— Stated goal 1 —
Print the listing lines exactly as they appear, everything from the line containing "desktop-icon[interactable] (235, 6, 247, 18)" down to the line containing "f0-option-harvest[interactable]: harvest (228, 112, 250, 120)", with both of those lines included.

==*==

Summer occured and my mother and father split up again. With our mother and grandmother, we relocated to Federal Way, Washington. I had finished 2nd grade.

3rd Grade


9. No Memory of Name - Federal Way, Washington: A round school. Completely round. You could walk in one direction in the hall and eventualy, come right back to where you started from. I loved this. I began reading books by William Sleater. Lots of them. I liked this school somewhat.

Memory: There was a Korean kid who caught a bee one day, and holding it by the wings, threatened to throw it on anyone he didn't like, which apparently was everyone.

Memory: The principal got on the intercom one day and told us all to stay away from the far fence, and that a man had been arrested. Later in the day, our teacher gave us a long explanation of why we shouldn't talk to strangers, especially if they come near the school and try to get you to climb over a fence to hang out with them in the woods.

Memory: I had this longstanding fantasy of building a gigantic stage on the grass near the street, and enthralling the entire student body with my flawless cover of Michael Jackson songs. I'd have lights and pyrotechnics... the works. This never occurred, of course, and I lost interest in Michael Jackson pretty quickly after I discovered I liked Madonna, instead. Apparently, I couldn't let myself like more than one singer at a time. I suppose I had rules I kept up.

10. No Memory of Name - Tacoma, Washington: On a hill. Large playground. Tetherball.

Memory: I have only a single memory of this school, involving a mishap on Valentine's Day. I was a new kid (I was always a 'new kid', at every school, multiple times every year. I was the 'new kid' for about a decade), and I started school here just before Valentine's day. All the kids, including myself, made little construction-paper receptacles that we were to hang on the wall, so that valentines could be dropped into them from our classmates. I made mine as interesting as I could, so that the kids would think I was cool or something. I got sick shortly thereafter, for several days. I had been given a list of my classmate's names, and so took the opportunity of being sick at home to make out valentines with all the names from the list. When I came back to school, it was Valentines day. I went around putting the valentines in everyone's paper baskets. There were several girls that I had chosen to give handfuls of candy hearts, instead of the one or two my mother told me was appropriate. At the end of the day, everyone took their receptacles down and went home to count up their valentines and eat the accompanying candies. I stared into my paper basket. It was empty. No valentines. No candy. Nothing. No one liked me, it seemed. I started crying and my teacher felt awful for me. It wasn't until after I started crying that my teacher explained that maybe my name hadn't been on the list, because I was new. I didn't believe her, though it was probably true. She felt so bad that she wrote me a valentine and gave be a bag of candy she kept in her desk.

Summer. I had finished 3rd grade.

==*==

— Stated goal 2 —
Output the passage of the school memoir word for word, everything from "Summer occured and" down to "this school somewhat.".

— Input for this task —
==*==

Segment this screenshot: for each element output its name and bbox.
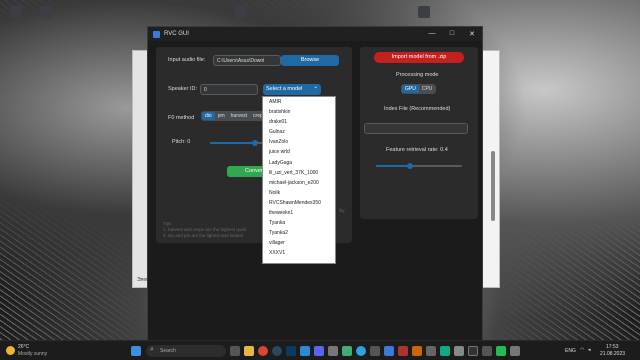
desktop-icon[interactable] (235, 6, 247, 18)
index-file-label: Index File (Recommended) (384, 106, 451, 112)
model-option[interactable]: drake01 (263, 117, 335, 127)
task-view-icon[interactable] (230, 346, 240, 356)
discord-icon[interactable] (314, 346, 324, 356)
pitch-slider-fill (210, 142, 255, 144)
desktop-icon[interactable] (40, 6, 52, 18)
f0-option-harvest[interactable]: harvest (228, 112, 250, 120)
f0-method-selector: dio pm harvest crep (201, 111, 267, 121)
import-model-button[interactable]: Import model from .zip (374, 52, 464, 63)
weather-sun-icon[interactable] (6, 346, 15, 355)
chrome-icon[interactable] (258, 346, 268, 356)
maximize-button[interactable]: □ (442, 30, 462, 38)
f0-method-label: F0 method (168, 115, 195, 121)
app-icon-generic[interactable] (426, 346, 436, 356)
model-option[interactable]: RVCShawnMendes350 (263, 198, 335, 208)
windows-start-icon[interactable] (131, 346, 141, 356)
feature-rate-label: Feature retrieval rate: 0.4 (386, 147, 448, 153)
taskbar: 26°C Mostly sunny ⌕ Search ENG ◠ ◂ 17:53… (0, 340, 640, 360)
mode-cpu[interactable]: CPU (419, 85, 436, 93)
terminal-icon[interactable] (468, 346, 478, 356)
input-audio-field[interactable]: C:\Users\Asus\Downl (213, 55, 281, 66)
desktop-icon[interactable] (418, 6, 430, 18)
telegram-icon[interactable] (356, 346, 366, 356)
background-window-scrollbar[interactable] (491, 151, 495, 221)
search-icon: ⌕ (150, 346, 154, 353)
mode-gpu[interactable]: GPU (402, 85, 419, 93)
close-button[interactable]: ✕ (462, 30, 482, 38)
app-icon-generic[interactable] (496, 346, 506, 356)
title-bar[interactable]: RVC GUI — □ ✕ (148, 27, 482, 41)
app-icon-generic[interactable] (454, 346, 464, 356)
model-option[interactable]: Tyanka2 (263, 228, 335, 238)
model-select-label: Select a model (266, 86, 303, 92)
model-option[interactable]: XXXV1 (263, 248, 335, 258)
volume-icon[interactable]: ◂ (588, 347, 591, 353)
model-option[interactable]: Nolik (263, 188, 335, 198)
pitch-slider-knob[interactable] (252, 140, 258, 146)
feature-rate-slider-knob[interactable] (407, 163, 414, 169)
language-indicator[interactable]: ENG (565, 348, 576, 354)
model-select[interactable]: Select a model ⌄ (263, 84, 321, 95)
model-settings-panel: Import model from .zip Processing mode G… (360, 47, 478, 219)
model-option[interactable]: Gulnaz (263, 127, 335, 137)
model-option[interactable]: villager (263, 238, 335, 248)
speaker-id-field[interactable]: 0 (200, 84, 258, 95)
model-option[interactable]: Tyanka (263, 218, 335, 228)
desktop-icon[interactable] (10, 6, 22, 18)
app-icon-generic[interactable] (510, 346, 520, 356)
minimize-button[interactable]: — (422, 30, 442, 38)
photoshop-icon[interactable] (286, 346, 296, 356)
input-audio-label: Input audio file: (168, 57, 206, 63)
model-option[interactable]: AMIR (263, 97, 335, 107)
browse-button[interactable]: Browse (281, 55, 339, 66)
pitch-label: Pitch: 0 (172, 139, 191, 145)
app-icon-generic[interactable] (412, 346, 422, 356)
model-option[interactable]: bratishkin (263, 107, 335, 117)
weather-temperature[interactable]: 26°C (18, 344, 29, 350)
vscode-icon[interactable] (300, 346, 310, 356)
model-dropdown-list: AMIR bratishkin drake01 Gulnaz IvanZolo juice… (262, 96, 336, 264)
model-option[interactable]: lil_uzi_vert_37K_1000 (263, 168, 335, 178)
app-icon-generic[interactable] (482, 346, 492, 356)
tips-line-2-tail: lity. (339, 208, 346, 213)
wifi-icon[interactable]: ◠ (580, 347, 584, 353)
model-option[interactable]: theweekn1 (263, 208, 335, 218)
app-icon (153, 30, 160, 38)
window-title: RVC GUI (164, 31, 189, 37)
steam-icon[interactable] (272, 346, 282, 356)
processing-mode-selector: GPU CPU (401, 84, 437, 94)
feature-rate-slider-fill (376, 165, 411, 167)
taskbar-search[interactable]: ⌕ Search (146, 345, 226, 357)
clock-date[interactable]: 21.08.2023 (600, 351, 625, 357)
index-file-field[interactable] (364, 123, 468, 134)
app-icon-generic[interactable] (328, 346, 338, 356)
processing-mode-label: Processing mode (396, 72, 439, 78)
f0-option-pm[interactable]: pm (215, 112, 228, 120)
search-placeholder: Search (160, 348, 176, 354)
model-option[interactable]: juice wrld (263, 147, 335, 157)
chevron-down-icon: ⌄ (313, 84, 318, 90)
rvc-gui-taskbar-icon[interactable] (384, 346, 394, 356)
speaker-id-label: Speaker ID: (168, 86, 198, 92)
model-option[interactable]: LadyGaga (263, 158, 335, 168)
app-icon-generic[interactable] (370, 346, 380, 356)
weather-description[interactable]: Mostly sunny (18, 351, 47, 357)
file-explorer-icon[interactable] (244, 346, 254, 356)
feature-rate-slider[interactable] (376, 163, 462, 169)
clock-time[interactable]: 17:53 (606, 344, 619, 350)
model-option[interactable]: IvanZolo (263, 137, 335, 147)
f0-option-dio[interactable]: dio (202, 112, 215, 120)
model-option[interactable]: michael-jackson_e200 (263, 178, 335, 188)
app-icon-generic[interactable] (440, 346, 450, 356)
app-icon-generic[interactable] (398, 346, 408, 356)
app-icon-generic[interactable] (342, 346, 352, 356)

==*==

— Result 1 —
desktop-icon[interactable] (235, 6, 247, 18)
index-file-label: Index File (Recommended) (384, 106, 451, 112)
model-option[interactable]: drake01 (263, 117, 335, 127)
task-view-icon[interactable] (230, 346, 240, 356)
discord-icon[interactable] (314, 346, 324, 356)
pitch-slider-fill (210, 142, 255, 144)
desktop-icon[interactable] (40, 6, 52, 18)
f0-option-harvest[interactable]: harvest (228, 112, 250, 120)

— Result 2 —
Summer occured and my mother and father split up again. With our mother and grandmother, we relocated to Federal Way, Washington. I had finished 2nd grade.

3rd Grade


9. No Memory of Name - Federal Way, Washington: A round school. Completely round. You could walk in one direction in the hall and eventualy, come right back to where you started from. I loved this. I began reading books by William Sleater. Lots of them. I liked this school somewhat.